What you will do —
Show only lines that include "this".

Supplied material —
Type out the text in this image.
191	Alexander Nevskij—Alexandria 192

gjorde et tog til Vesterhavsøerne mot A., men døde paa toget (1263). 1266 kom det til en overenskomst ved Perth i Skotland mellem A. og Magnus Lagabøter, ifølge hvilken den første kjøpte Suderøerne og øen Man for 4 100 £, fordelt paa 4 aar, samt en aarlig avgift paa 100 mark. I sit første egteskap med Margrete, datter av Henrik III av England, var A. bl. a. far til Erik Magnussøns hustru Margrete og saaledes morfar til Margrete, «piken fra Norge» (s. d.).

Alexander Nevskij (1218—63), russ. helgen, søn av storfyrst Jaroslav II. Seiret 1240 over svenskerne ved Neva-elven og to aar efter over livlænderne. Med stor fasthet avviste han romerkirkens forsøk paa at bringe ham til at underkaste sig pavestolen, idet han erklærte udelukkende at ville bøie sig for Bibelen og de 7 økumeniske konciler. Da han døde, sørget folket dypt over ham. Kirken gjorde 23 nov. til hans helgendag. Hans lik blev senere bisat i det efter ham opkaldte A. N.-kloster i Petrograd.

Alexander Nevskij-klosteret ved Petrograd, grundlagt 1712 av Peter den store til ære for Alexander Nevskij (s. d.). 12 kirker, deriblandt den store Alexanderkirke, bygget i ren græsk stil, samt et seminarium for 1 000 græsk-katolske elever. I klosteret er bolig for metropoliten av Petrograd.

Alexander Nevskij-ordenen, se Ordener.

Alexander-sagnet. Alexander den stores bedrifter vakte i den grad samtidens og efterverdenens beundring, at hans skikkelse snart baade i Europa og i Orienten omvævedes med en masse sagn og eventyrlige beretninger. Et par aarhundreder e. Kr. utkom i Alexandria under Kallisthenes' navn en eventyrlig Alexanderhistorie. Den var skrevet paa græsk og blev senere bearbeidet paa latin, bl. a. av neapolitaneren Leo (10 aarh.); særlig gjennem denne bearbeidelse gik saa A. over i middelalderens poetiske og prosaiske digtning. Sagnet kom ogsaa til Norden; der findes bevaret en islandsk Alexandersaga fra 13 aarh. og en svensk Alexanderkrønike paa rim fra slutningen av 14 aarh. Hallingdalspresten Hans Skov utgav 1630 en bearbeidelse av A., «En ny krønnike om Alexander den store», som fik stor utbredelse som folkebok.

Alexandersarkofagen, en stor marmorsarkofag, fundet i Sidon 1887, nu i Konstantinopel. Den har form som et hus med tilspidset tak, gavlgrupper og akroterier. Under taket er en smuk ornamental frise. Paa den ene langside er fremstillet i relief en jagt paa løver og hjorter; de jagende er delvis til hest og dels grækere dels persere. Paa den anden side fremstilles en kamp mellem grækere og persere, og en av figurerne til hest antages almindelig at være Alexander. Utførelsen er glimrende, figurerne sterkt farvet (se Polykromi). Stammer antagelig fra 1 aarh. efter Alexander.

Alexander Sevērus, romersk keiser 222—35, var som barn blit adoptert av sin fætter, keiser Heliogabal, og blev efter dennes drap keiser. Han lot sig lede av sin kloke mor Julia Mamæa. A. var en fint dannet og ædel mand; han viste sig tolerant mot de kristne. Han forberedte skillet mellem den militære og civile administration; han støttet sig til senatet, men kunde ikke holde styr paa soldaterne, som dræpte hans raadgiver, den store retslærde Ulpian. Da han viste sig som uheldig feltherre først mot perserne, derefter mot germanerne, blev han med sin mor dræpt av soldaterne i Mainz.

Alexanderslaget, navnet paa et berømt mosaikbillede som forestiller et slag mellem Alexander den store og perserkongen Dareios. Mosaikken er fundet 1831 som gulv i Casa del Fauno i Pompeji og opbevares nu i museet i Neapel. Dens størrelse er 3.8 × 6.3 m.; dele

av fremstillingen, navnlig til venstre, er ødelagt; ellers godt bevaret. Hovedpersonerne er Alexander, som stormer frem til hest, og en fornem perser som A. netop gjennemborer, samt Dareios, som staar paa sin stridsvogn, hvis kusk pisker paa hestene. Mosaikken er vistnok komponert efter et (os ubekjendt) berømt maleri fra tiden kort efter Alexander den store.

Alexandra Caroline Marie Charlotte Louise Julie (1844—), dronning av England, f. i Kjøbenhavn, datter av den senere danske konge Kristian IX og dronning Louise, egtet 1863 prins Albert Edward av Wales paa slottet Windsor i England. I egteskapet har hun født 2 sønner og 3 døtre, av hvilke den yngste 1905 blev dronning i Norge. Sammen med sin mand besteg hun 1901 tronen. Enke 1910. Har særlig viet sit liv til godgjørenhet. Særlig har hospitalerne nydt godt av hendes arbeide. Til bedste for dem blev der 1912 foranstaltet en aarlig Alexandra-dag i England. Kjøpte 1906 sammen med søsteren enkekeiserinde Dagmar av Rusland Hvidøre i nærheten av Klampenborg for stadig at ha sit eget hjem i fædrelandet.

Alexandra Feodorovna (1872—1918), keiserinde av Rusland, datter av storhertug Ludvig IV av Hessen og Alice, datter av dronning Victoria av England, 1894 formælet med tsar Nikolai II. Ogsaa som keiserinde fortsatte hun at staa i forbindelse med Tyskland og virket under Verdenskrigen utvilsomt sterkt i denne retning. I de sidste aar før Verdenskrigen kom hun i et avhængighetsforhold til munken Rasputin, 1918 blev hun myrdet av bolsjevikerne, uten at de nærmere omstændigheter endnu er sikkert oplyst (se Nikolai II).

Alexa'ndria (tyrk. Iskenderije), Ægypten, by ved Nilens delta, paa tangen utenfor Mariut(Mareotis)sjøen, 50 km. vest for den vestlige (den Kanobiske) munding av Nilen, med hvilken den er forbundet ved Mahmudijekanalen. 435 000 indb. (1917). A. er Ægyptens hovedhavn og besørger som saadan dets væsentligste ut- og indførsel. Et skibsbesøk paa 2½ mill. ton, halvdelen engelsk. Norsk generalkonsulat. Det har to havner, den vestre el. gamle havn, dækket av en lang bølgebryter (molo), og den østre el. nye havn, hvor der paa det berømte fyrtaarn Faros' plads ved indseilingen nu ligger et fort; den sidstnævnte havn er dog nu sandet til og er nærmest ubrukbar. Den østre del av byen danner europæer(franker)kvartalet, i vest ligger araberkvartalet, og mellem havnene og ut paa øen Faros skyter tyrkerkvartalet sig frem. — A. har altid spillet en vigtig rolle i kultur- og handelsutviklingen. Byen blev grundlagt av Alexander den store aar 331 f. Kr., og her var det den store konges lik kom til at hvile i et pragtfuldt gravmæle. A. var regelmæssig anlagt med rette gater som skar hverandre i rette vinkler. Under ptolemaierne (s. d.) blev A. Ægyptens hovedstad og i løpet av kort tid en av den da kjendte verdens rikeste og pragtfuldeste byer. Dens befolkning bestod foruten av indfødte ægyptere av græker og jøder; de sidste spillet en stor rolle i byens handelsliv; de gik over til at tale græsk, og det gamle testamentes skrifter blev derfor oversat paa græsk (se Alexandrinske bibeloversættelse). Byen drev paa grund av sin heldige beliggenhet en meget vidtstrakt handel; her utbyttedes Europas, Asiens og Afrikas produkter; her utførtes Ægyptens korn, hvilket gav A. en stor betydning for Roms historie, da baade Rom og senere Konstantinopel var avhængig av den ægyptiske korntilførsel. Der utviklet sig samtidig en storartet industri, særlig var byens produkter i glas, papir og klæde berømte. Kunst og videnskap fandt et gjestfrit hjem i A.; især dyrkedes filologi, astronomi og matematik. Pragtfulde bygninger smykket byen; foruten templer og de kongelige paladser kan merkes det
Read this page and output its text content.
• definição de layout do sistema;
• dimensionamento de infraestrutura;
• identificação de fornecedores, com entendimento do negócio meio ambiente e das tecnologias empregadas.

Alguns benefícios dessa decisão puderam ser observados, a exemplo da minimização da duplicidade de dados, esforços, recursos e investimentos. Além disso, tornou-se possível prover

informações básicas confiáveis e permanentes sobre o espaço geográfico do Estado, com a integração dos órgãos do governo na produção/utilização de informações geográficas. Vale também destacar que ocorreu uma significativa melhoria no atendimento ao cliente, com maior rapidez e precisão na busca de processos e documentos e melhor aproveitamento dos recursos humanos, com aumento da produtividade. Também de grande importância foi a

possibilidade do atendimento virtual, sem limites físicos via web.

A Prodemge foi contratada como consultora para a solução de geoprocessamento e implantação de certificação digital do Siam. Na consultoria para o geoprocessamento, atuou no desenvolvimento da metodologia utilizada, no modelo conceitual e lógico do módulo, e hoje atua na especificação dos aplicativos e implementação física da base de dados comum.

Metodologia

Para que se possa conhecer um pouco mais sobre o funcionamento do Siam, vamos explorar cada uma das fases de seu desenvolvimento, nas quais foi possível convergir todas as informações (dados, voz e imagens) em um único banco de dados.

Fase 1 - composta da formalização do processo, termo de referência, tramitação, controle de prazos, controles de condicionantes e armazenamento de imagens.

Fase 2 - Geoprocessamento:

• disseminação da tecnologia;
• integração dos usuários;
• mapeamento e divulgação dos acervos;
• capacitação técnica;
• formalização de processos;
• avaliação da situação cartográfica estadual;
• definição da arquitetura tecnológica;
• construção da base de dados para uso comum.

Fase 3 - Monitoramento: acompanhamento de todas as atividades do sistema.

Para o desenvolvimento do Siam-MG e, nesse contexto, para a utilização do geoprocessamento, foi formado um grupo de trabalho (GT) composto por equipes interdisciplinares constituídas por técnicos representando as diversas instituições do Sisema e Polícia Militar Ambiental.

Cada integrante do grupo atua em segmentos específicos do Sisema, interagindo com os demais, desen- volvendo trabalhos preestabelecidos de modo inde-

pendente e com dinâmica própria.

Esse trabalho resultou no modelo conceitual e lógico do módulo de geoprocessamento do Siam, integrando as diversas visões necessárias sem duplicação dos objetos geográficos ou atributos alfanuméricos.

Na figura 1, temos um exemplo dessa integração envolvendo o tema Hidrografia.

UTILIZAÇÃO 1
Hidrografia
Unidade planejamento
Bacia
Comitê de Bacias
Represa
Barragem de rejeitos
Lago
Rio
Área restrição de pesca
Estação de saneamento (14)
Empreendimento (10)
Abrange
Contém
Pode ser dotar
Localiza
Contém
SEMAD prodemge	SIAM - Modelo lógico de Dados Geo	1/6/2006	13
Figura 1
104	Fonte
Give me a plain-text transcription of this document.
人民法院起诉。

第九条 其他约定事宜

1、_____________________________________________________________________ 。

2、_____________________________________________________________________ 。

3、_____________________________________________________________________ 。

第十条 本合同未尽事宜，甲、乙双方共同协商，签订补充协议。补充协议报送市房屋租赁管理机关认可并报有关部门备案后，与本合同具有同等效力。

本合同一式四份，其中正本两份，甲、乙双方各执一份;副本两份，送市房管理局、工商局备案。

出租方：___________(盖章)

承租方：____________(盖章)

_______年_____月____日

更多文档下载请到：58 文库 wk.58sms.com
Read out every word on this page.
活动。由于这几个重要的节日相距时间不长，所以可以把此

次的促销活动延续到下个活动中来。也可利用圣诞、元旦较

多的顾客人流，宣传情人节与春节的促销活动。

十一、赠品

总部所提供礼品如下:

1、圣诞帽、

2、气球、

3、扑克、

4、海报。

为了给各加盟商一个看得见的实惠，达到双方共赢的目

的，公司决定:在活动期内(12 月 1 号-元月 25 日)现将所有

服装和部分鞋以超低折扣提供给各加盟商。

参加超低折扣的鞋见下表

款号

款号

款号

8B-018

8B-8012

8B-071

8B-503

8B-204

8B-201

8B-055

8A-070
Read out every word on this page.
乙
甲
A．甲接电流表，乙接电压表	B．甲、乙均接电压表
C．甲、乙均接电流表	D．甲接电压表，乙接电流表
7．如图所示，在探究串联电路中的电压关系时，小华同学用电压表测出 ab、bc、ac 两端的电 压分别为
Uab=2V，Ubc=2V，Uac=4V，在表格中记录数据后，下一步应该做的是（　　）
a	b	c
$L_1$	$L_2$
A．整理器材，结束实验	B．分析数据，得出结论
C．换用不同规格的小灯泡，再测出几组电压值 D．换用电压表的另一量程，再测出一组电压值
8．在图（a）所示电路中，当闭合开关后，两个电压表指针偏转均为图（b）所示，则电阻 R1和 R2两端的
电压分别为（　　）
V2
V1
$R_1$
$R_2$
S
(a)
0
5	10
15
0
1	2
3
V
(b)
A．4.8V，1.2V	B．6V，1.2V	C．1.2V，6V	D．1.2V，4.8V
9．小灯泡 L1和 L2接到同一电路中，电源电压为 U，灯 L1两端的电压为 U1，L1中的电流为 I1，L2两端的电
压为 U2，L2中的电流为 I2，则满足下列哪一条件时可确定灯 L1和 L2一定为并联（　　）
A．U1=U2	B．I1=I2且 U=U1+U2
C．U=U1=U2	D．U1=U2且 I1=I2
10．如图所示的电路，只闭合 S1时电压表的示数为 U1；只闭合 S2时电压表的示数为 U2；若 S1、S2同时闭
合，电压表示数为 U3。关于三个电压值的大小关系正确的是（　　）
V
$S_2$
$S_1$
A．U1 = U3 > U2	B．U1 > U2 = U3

The answer —
Type out the text in this image.
Read this page and output its text content.
Give me a plain-text transcription of this document.
Read out every word on this page.
Read out every word on this page.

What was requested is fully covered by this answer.